## [What is needed]
Please turn each line of every row below into a JSON list of strings, one string per line, leaving out blank lines.

***** Recorded data *****

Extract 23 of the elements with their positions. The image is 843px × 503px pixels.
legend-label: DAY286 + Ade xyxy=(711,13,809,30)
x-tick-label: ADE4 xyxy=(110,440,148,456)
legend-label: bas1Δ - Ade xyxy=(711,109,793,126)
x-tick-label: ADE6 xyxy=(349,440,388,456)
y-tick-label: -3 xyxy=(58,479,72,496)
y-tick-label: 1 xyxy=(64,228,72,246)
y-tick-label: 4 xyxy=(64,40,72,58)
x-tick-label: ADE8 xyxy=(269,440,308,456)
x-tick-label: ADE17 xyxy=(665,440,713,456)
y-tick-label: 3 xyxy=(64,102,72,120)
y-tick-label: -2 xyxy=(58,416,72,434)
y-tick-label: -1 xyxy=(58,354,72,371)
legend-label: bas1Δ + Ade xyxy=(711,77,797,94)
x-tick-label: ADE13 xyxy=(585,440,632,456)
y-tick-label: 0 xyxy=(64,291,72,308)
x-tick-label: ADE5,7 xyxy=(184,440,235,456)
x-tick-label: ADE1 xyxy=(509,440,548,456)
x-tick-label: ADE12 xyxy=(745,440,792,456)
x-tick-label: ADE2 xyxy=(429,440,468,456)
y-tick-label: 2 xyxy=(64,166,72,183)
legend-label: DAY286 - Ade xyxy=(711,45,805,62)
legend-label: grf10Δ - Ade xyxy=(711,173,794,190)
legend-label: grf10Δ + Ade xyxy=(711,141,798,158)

*****

## [Task output]
[
  "Extract 23 of the elements with their positions. The image is 843px × 503px pixels.",
  "legend-label: DAY286 + Ade xyxy=(711,13,809,30)",
  "x-tick-label: ADE4 xyxy=(110,440,148,456)",
  "legend-label: bas1Δ - Ade xyxy=(711,109,793,126)",
  "x-tick-label: ADE6 xyxy=(349,440,388,456)",
  "y-tick-label: -3 xyxy=(58,479,72,496)",
  "y-tick-label: 1 xyxy=(64,228,72,246)",
  "y-tick-label: 4 xyxy=(64,40,72,58)",
  "x-tick-label: ADE8 xyxy=(269,440,308,456)",
  "x-tick-label: ADE17 xyxy=(665,440,713,456)",
  "y-tick-label: 3 xyxy=(64,102,72,120)",
  "y-tick-label: -2 xyxy=(58,416,72,434)",
  "y-tick-label: -1 xyxy=(58,354,72,371)",
  "legend-label: bas1Δ + Ade xyxy=(711,77,797,94)",
  "x-tick-label: ADE13 xyxy=(585,440,632,456)",
  "y-tick-label: 0 xyxy=(64,291,72,308)",
  "x-tick-label: ADE5,7 xyxy=(184,440,235,456)",
  "x-tick-label: ADE1 xyxy=(509,440,548,456)",
  "x-tick-label: ADE12 xyxy=(745,440,792,456)",
  "x-tick-label: ADE2 xyxy=(429,440,468,456)",
  "y-tick-label: 2 xyxy=(64,166,72,183)",
  "legend-label: DAY286 - Ade xyxy=(711,45,805,62)",
  "legend-label: grf10Δ - Ade xyxy=(711,173,794,190)",
  "legend-label: grf10Δ + Ade xyxy=(711,141,798,158)"
]